[Data extracted from a collection]
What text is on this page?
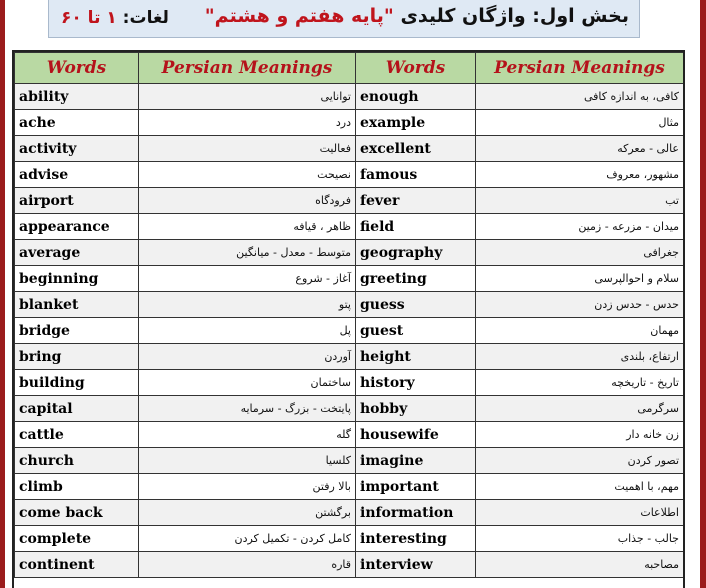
بخش اول: واژگان کلیدی "پایه هفتم و هشتم"
لغات: ۱ تا ۶۰
Words	Persian Meanings	Words	Persian Meanings
ability	توانایی	enough	کافی، به اندازه کافی
ache	درد	example	مثال
activity	فعالیت	excellent	عالی - معرکه
advise	نصیحت	famous	مشهور، معروف
airport	فرودگاه	fever	تب
appearance	ظاهر ، قیافه	field	میدان - مزرعه - زمین
average	متوسط - معدل - میانگین	geography	جغرافی
beginning	آغاز - شروع	greeting	سلام و احوالپرسی
blanket	پتو	guess	حدس - حدس زدن
bridge	پل	guest	مهمان
bring	آوردن	height	ارتفاع، بلندی
building	ساختمان	history	تاریخ - تاریخچه
capital	پایتخت - بزرگ - سرمایه	hobby	سرگرمی
cattle	گله	housewife	زن خانه دار
church	کلسیا	imagine	تصور کردن
climb	بالا رفتن	important	مهم، با اهمیت
come back	برگشتن	information	اطلاعات
complete	کامل کردن - تکمیل کردن	interesting	جالب - جذاب
continent	قاره	interview	مصاحبه
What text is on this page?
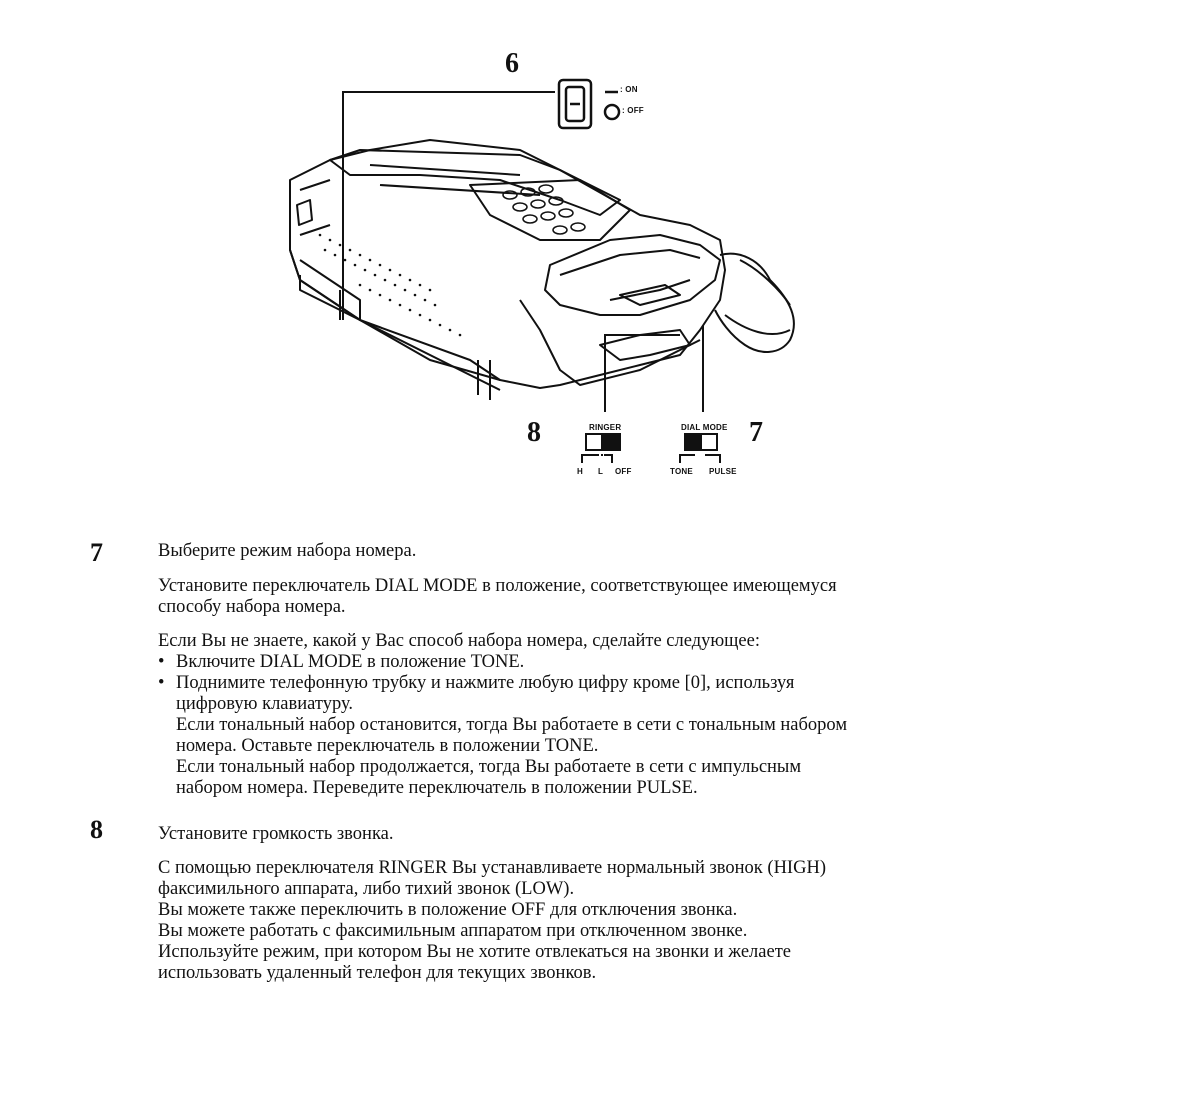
6
: ON
: OFF
8	RINGER
H L OFF
7
DIAL MODE
TONE PULSE
7	Выберите режим набора номера.
Установите переключатель DIAL MODE в положение, соответствующее имеющемуся
способу набора номера.
Если Вы не знаете, какой у Вас способ набора номера, сделайте следующее:
• Включите DIAL MODE в положение TONE.
• Поднимите телефонную трубку и нажмите любую цифру кроме [0], используя
цифровую клавиатуру.
Если тональный набор остановится, тогда Вы работаете в сети с тональным набором
номера. Оставьте переключатель в положении TONE.
Если тональный набор продолжается, тогда Вы работаете в сети с импульсным
набором номера. Переведите переключатель в положении PULSE.
8	Установите громкость звонка.
С помощью переключателя RINGER Вы устанавливаете нормальный звонок (HIGH)
факсимильного аппарата, либо тихий звонок (LOW).
Вы можете также переключить в положение OFF для отключения звонка.
Вы можете работать с факсимильным аппаратом при отключенном звонке.
Используйте режим, при котором Вы не хотите отвлекаться на звонки и желаете
использовать удаленный телефон для текущих звонков.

▶ [PROBLEM DESCRIPTION] Transcribe all of the material exactly, leaving out whatever pictures it contains.

▶ [THE OUTPUT]
What text is on this page?
بخش اول: واژگان کلیدی "پایه هفتم و هشتم"
لغات: ۱ تا ۶۰
Words	Persian Meanings	Words	Persian Meanings
ability	توانایی	enough	کافی، به اندازه کافی
ache	درد	example	مثال
activity	فعالیت	excellent	عالی - معرکه
advise	نصیحت	famous	مشهور، معروف
airport	فرودگاه	fever	تب
appearance	ظاهر ، قیافه	field	میدان - مزرعه - زمین
average	متوسط - معدل - میانگین	geography	جغرافی
beginning	آغاز - شروع	greeting	سلام و احوالپرسی
blanket	پتو	guess	حدس - حدس زدن
bridge	پل	guest	مهمان
bring	آوردن	height	ارتفاع، بلندی
building	ساختمان	history	تاریخ - تاریخچه
capital	پایتخت - بزرگ - سرمایه	hobby	سرگرمی
cattle	گله	housewife	زن خانه دار
church	کلسیا	imagine	تصور کردن
climb	بالا رفتن	important	مهم، با اهمیت
come back	برگشتن	information	اطلاعات
complete	کامل کردن - تکمیل کردن	interesting	جالب - جذاب
continent	قاره	interview	مصاحبه
What text is on this page?
6
: ON
: OFF
8	RINGER
H L OFF
7
DIAL MODE
TONE PULSE
7	Выберите режим набора номера.
Установите переключатель DIAL MODE в положение, соответствующее имеющемуся
способу набора номера.
Если Вы не знаете, какой у Вас способ набора номера, сделайте следующее:
• Включите DIAL MODE в положение TONE.
• Поднимите телефонную трубку и нажмите любую цифру кроме [0], используя
цифровую клавиатуру.
Если тональный набор остановится, тогда Вы работаете в сети с тональным набором
номера. Оставьте переключатель в положении TONE.
Если тональный набор продолжается, тогда Вы работаете в сети с импульсным
набором номера. Переведите переключатель в положении PULSE.
8	Установите громкость звонка.
С помощью переключателя RINGER Вы устанавливаете нормальный звонок (HIGH)
факсимильного аппарата, либо тихий звонок (LOW).
Вы можете также переключить в положение OFF для отключения звонка.
Вы можете работать с факсимильным аппаратом при отключенном звонке.
Используйте режим, при котором Вы не хотите отвлекаться на звонки и желаете
использовать удаленный телефон для текущих звонков.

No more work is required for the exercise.